• Exercise instructions: Find the string "相应表格请在网上下载" in the entries and copy each line that has it.

-- Start of Extracted data --

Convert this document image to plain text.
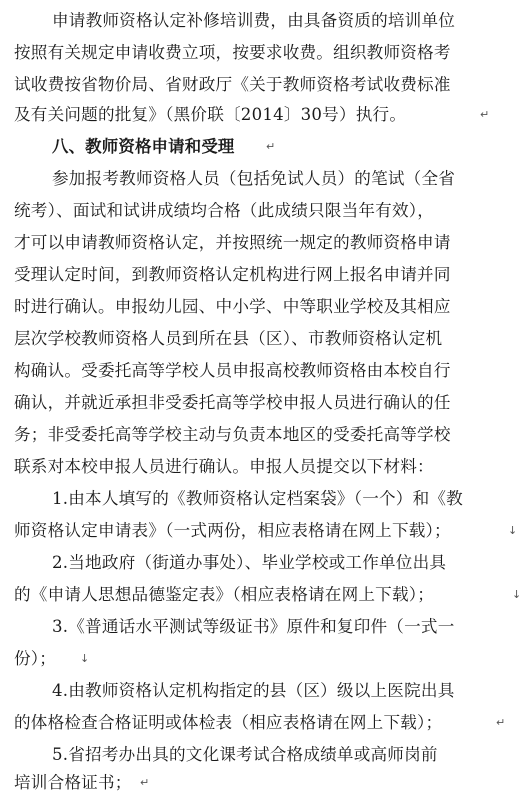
申请教师资格认定补修培训费，由具备资质的培训单位
按照有关规定申请收费立项，按要求收费。组织教师资格考
试收费按省物价局、省财政厅《关于教师资格考试收费标准
及有关问题的批复》（黑价联〔2014〕30号）执行。	↵
八、教师资格申请和受理	↵
参加报考教师资格人员（包括免试人员）的笔试（全省
统考）、面试和试讲成绩均合格（此成绩只限当年有效），
才可以申请教师资格认定，并按照统一规定的教师资格申请
受理认定时间，到教师资格认定机构进行网上报名申请并同
时进行确认。申报幼儿园、中小学、中等职业学校及其相应
层次学校教师资格人员到所在县（区）、市教师资格认定机
构确认。受委托高等学校人员申报高校教师资格由本校自行
确认，并就近承担非受委托高等学校申报人员进行确认的任
务；非受委托高等学校主动与负责本地区的受委托高等学校
联系对本校申报人员进行确认。申报人员提交以下材料：
1.由本人填写的《教师资格认定档案袋》（一个）和《教
师资格认定申请表》（一式两份，相应表格请在网上下载）；	↓
2.当地政府（街道办事处）、毕业学校或工作单位出具
的《申请人思想品德鉴定表》（相应表格请在网上下载）；	↓
3.《普通话水平测试等级证书》原件和复印件（一式一
份）；	↓
4.由教师资格认定机构指定的县（区）级以上医院出具
的体格检查合格证明或体检表（相应表格请在网上下载）；	↵
5.省招考办出具的文化课考试合格成绩单或高师岗前
培训合格证书； ↵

-- End of Extracted data --

• Worked solution:
师资格认定申请表》（一式两份，相应表格请在网上下载）；	↓
的《申请人思想品德鉴定表》（相应表格请在网上下载）；	↓
的体格检查合格证明或体检表（相应表格请在网上下载）；	↵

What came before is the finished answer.